** Begin RECORDS FOR THIS EXERCISE **

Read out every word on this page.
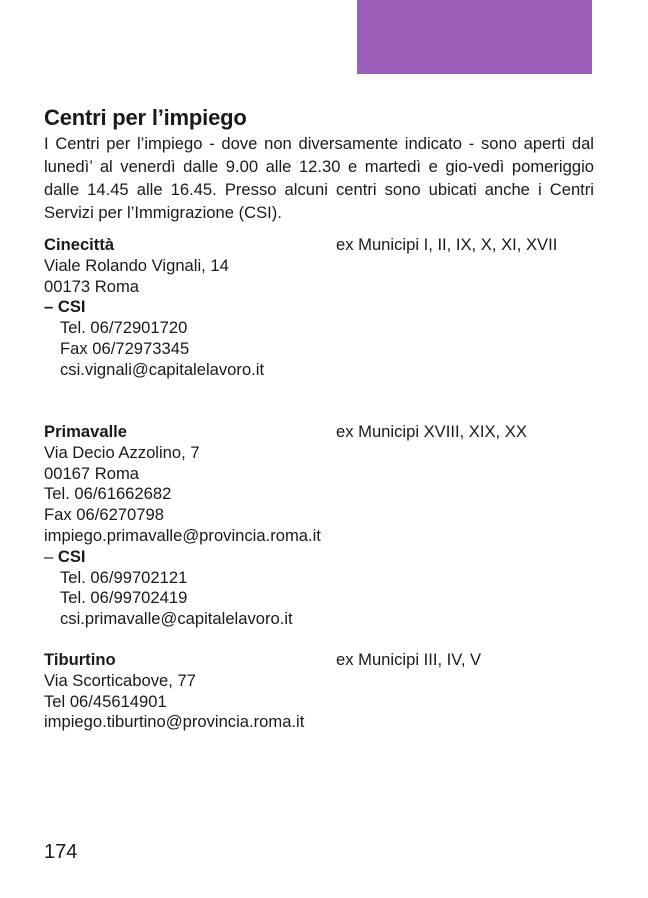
Centri per l’impiego

I Centri per l’impiego - dove non diversamente indicato - sono aperti dal lunedì’ al venerdì dalle 9.00 alle 12.30 e martedì e gio-vedì pomeriggio dalle 14.45 alle 16.45. Presso alcuni centri sono ubicati anche i Centri Servizi per l’Immigrazione (CSI).

Cinecittà	ex Municipi I, II, IX, X, XI, XVII
Viale Rolando Vignali, 14
00173 Roma
– CSI
Tel. 06/72901720
Fax 06/72973345
csi.vignali@capitalelavoro.it
Primavalle	ex Municipi XVIII, XIX, XX
Via Decio Azzolino, 7
00167 Roma
Tel. 06/61662682
Fax 06/6270798
impiego.primavalle@provincia.roma.it
– CSI
Tel. 06/99702121
Tel. 06/99702419
csi.primavalle@capitalelavoro.it
Tiburtino	ex Municipi III, IV, V
Via Scorticabove, 77
Tel 06/45614901
impiego.tiburtino@provincia.roma.it
174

** End RECORDS FOR THIS EXERCISE **

### WHAT IS ASKED
In the material above, how many lines hold the word "impiego"? Say only the number.

### ANSWER BELOW
4